>> start Listed records
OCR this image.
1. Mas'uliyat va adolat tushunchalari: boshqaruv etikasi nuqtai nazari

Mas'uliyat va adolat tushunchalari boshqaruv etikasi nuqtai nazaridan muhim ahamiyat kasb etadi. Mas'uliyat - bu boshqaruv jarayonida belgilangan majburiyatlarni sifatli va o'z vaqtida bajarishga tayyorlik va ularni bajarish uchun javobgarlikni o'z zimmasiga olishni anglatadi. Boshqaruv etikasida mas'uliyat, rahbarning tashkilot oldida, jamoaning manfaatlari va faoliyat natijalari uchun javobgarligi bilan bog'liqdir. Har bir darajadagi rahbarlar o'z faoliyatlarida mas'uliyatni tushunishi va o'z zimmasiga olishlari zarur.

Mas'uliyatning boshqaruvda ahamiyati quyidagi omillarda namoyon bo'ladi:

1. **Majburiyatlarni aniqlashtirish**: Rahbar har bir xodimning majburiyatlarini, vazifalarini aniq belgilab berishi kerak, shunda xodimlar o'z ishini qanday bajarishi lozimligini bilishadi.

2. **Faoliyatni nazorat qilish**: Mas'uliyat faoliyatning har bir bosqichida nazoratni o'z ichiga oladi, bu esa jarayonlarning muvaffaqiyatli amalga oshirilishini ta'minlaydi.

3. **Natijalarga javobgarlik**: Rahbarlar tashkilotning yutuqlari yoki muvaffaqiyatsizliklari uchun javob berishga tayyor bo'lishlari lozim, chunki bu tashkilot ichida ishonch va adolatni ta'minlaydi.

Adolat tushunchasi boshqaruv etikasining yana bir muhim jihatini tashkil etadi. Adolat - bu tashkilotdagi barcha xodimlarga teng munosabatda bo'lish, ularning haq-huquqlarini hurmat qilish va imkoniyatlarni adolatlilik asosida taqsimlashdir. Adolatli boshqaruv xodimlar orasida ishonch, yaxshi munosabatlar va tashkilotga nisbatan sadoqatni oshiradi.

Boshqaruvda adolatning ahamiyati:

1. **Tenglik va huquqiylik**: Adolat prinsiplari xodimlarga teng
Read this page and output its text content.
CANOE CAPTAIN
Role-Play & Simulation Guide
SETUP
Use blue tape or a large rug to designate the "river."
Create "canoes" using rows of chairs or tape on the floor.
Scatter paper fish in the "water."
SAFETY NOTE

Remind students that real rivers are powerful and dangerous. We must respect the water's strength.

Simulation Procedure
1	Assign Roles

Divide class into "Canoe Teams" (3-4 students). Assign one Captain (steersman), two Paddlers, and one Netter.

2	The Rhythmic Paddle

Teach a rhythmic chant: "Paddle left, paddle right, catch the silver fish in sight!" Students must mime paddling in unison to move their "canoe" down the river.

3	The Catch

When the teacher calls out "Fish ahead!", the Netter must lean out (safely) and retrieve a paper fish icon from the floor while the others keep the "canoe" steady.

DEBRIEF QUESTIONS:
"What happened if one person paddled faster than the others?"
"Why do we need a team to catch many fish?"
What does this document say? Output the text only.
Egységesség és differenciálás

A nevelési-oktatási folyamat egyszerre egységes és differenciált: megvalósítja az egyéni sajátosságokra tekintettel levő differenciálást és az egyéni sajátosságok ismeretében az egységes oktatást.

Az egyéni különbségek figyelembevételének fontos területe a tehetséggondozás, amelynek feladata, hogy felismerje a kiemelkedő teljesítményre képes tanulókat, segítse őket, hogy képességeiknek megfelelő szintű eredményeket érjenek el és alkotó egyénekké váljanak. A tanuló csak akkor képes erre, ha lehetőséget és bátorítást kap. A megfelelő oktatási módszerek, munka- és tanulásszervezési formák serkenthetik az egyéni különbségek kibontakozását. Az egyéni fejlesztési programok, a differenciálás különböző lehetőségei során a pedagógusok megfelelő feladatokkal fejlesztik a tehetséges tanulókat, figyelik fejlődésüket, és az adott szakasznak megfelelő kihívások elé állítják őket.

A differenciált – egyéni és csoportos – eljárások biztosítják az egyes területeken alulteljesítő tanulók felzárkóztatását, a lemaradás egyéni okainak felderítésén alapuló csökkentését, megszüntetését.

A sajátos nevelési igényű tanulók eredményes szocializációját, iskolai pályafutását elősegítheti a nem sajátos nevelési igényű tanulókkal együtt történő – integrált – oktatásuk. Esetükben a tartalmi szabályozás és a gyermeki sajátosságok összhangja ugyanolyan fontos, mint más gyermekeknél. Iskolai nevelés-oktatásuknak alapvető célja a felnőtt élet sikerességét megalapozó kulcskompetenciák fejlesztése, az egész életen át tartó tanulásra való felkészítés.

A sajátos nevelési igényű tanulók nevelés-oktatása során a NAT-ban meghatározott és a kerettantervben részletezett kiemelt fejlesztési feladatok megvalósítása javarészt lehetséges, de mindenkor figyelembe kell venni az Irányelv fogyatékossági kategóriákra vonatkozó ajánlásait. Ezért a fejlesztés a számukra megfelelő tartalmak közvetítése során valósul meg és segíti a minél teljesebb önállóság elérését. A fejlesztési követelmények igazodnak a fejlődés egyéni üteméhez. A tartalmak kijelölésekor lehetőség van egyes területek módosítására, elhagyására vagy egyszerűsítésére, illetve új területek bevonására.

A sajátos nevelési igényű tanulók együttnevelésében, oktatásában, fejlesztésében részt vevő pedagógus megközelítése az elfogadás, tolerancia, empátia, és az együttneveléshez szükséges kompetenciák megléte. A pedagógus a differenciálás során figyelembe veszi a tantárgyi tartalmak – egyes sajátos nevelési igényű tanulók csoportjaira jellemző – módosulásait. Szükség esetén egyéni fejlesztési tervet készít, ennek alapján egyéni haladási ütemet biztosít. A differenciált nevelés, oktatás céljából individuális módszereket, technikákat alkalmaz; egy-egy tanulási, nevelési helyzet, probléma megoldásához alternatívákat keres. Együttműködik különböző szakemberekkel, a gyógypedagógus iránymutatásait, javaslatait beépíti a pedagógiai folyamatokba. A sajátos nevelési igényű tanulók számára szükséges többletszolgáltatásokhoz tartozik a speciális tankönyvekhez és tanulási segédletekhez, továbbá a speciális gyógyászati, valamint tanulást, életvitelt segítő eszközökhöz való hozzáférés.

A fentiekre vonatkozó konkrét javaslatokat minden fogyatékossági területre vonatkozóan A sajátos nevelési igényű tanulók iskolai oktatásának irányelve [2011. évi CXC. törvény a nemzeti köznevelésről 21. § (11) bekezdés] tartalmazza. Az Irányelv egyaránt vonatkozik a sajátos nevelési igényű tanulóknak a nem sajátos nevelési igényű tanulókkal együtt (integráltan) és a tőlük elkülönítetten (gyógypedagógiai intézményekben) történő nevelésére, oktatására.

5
>> end Listed records
**What is asked**: Look through the records and gather every line containing "ishonch".

**Solution below**:
3. **Natijalarga javobgarlik**: Rahbarlar tashkilotning yutuqlari yoki muvaffaqiyatsizliklari uchun javob berishga tayyor bo'lishlari lozim, chunki bu tashkilot ichida ishonch va adolatni ta'minlaydi.
Adolat tushunchasi boshqaruv etikasining yana bir muhim jihatini tashkil etadi. Adolat - bu tashkilotdagi barcha xodimlarga teng munosabatda bo'lish, ularning haq-huquqlarini hurmat qilish va imkoniyatlarni adolatlilik asosida taqsimlashdir. Adolatli boshqaruv xodimlar orasida ishonch, yaxshi munosabatlar va tashkilotga nisbatan sadoqatni oshiradi.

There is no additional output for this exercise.